| TASK OBJECTIVE |
All of the data needs to be repeated exactly.

(Collected data entries)
========

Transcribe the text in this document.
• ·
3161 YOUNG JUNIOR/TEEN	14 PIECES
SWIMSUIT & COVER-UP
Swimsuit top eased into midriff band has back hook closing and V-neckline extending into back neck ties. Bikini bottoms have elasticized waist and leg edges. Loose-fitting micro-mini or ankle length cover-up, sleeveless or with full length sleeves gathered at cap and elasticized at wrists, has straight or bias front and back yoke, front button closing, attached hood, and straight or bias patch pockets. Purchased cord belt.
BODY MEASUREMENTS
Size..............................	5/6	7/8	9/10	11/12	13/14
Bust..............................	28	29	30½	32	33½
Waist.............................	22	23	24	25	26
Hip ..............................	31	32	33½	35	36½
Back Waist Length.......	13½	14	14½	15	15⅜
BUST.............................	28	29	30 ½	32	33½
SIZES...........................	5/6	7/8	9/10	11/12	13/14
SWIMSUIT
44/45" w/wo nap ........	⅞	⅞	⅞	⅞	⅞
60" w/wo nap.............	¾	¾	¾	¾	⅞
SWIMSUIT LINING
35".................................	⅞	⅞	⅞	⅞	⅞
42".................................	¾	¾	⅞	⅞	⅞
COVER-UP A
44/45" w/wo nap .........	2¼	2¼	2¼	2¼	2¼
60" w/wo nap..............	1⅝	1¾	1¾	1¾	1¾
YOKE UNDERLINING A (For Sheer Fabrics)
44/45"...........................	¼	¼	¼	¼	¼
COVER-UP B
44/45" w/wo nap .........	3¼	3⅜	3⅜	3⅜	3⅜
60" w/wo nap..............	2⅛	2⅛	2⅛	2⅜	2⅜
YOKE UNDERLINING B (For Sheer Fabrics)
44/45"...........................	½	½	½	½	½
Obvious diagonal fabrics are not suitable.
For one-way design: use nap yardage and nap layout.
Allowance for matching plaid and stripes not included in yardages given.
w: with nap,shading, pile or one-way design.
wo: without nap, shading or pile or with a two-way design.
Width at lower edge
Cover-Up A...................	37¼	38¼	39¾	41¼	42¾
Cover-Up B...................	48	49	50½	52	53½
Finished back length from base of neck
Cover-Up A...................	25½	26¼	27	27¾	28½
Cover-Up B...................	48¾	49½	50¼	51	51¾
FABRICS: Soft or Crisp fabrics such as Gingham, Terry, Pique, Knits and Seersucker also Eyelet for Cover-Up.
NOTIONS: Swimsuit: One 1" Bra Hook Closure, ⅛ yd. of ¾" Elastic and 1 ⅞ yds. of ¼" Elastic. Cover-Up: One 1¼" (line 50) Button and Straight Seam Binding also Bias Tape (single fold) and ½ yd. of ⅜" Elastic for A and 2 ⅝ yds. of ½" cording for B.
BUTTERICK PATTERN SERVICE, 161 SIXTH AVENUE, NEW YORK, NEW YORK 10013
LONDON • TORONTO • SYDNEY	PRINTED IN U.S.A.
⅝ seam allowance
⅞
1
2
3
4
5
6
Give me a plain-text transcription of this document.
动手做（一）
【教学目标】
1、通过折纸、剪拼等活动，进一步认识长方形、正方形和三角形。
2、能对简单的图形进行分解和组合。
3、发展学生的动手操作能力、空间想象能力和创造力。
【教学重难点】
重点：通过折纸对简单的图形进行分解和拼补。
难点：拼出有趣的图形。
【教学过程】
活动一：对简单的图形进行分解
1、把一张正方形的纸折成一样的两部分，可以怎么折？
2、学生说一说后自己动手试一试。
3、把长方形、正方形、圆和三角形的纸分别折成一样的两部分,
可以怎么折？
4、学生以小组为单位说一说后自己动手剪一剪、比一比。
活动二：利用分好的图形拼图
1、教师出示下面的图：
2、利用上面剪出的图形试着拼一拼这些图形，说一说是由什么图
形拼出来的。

========

| RESULT OF THE EXERCISE |
Transcribe the text in this document.
• ·
3161 YOUNG JUNIOR/TEEN	14 PIECES
SWIMSUIT & COVER-UP
Swimsuit top eased into midriff band has back hook closing and V-neckline extending into back neck ties. Bikini bottoms have elasticized waist and leg edges. Loose-fitting micro-mini or ankle length cover-up, sleeveless or with full length sleeves gathered at cap and elasticized at wrists, has straight or bias front and back yoke, front button closing, attached hood, and straight or bias patch pockets. Purchased cord belt.
BODY MEASUREMENTS
Size..............................	5/6	7/8	9/10	11/12	13/14
Bust..............................	28	29	30½	32	33½
Waist.............................	22	23	24	25	26
Hip ..............................	31	32	33½	35	36½
Back Waist Length.......	13½	14	14½	15	15⅜
BUST.............................	28	29	30 ½	32	33½
SIZES...........................	5/6	7/8	9/10	11/12	13/14
SWIMSUIT
44/45" w/wo nap ........	⅞	⅞	⅞	⅞	⅞
60" w/wo nap.............	¾	¾	¾	¾	⅞
SWIMSUIT LINING
35".................................	⅞	⅞	⅞	⅞	⅞
42".................................	¾	¾	⅞	⅞	⅞
COVER-UP A
44/45" w/wo nap .........	2¼	2¼	2¼	2¼	2¼
60" w/wo nap..............	1⅝	1¾	1¾	1¾	1¾
YOKE UNDERLINING A (For Sheer Fabrics)
44/45"...........................	¼	¼	¼	¼	¼
COVER-UP B
44/45" w/wo nap .........	3¼	3⅜	3⅜	3⅜	3⅜
60" w/wo nap..............	2⅛	2⅛	2⅛	2⅜	2⅜
YOKE UNDERLINING B (For Sheer Fabrics)
44/45"...........................	½	½	½	½	½
Obvious diagonal fabrics are not suitable.
For one-way design: use nap yardage and nap layout.
Allowance for matching plaid and stripes not included in yardages given.
w: with nap,shading, pile or one-way design.
wo: without nap, shading or pile or with a two-way design.
Width at lower edge
Cover-Up A...................	37¼	38¼	39¾	41¼	42¾
Cover-Up B...................	48	49	50½	52	53½
Finished back length from base of neck
Cover-Up A...................	25½	26¼	27	27¾	28½
Cover-Up B...................	48¾	49½	50¼	51	51¾
FABRICS: Soft or Crisp fabrics such as Gingham, Terry, Pique, Knits and Seersucker also Eyelet for Cover-Up.
NOTIONS: Swimsuit: One 1" Bra Hook Closure, ⅛ yd. of ¾" Elastic and 1 ⅞ yds. of ¼" Elastic. Cover-Up: One 1¼" (line 50) Button and Straight Seam Binding also Bias Tape (single fold) and ½ yd. of ⅜" Elastic for A and 2 ⅝ yds. of ½" cording for B.
BUTTERICK PATTERN SERVICE, 161 SIXTH AVENUE, NEW YORK, NEW YORK 10013
LONDON • TORONTO • SYDNEY	PRINTED IN U.S.A.
⅝ seam allowance
⅞
1
2
3
4
5
6
Give me a plain-text transcription of this document.
动手做（一）
【教学目标】
1、通过折纸、剪拼等活动，进一步认识长方形、正方形和三角形。
2、能对简单的图形进行分解和组合。
3、发展学生的动手操作能力、空间想象能力和创造力。
【教学重难点】
重点：通过折纸对简单的图形进行分解和拼补。
难点：拼出有趣的图形。
【教学过程】
活动一：对简单的图形进行分解
1、把一张正方形的纸折成一样的两部分，可以怎么折？
2、学生说一说后自己动手试一试。
3、把长方形、正方形、圆和三角形的纸分别折成一样的两部分,
可以怎么折？
4、学生以小组为单位说一说后自己动手剪一剪、比一比。
活动二：利用分好的图形拼图
1、教师出示下面的图：
2、利用上面剪出的图形试着拼一拼这些图形，说一说是由什么图
形拼出来的。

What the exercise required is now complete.